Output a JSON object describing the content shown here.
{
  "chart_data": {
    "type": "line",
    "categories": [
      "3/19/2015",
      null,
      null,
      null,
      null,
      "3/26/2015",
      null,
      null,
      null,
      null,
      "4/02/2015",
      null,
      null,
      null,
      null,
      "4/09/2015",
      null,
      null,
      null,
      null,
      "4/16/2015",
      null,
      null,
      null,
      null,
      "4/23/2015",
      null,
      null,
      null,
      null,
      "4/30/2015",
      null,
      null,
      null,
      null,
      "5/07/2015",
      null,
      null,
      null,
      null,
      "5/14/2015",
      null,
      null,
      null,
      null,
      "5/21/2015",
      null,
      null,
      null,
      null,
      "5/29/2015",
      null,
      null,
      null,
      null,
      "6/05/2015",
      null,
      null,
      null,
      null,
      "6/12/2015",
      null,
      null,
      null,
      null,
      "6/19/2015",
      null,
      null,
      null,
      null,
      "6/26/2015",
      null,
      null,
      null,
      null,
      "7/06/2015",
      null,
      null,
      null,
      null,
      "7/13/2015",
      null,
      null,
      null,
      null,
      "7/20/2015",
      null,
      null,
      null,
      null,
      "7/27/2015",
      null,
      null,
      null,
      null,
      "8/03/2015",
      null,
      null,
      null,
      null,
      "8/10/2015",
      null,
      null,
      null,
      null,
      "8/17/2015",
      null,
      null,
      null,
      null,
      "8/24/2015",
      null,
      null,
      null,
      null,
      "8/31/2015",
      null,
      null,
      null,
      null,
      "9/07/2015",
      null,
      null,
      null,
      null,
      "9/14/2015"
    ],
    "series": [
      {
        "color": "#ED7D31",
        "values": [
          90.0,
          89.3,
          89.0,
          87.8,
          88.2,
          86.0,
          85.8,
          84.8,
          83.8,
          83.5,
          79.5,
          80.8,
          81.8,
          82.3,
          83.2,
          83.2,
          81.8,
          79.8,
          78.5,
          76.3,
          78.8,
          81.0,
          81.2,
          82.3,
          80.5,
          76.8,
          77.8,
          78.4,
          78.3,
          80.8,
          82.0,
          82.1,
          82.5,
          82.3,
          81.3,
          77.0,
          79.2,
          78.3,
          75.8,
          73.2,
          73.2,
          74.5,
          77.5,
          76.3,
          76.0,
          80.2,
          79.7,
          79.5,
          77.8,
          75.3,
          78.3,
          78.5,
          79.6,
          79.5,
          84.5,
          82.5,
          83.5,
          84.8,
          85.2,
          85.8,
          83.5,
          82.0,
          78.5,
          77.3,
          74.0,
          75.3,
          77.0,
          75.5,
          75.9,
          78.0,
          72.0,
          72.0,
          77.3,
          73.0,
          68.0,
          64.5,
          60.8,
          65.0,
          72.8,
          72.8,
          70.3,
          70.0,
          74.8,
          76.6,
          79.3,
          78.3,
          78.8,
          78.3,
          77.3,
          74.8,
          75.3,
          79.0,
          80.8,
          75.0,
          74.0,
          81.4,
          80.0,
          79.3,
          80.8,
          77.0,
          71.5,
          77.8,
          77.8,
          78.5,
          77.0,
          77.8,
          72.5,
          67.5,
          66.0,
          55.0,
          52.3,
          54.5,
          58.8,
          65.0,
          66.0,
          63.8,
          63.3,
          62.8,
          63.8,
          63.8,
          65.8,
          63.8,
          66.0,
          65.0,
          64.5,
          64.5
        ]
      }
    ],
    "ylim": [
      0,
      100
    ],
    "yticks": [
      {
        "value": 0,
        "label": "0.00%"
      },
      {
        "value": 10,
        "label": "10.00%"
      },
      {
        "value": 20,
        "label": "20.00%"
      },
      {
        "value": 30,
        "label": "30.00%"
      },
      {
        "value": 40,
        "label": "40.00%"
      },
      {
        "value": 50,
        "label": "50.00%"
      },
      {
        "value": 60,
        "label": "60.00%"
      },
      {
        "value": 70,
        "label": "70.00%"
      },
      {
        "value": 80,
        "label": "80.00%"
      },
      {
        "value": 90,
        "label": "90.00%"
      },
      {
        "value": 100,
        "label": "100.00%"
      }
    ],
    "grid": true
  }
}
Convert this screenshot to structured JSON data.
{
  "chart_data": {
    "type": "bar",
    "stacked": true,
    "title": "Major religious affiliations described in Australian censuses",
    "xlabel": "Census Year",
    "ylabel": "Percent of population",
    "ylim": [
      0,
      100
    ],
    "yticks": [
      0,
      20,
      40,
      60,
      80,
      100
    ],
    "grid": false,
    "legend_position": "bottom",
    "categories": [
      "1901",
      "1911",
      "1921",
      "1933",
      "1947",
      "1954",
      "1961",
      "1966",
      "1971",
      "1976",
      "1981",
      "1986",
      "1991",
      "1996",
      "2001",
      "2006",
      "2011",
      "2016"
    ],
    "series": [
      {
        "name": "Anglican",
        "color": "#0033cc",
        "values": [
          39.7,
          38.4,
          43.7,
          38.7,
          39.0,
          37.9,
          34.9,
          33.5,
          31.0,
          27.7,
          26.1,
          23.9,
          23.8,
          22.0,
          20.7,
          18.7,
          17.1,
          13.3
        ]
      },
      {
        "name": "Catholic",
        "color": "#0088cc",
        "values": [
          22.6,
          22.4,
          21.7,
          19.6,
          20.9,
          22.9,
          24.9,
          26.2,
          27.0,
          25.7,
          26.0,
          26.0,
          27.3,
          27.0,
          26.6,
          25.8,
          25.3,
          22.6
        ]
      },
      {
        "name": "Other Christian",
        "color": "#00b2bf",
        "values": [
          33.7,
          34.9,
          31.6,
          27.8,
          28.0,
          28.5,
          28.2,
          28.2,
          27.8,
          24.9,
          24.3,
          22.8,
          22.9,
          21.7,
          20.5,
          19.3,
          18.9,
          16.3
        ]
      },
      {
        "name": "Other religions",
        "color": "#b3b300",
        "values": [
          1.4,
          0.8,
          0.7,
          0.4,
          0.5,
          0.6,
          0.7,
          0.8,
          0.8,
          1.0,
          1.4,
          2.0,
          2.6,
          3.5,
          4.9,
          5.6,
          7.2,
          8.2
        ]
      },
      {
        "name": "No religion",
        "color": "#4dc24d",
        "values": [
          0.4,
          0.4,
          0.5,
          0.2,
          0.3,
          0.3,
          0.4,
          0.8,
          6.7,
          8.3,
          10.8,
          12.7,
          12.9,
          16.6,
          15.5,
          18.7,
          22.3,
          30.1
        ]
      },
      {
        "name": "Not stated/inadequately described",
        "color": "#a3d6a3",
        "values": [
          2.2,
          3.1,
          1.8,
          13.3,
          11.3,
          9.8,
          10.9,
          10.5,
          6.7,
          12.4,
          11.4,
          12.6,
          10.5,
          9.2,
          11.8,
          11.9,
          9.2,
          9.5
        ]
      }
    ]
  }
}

# [Task brief]
Copy out each line of the listing that holds "described".

# [Expected answer]
    "title": "Major religious affiliations described in Australian censuses",
        "name": "Not stated/inadequately described",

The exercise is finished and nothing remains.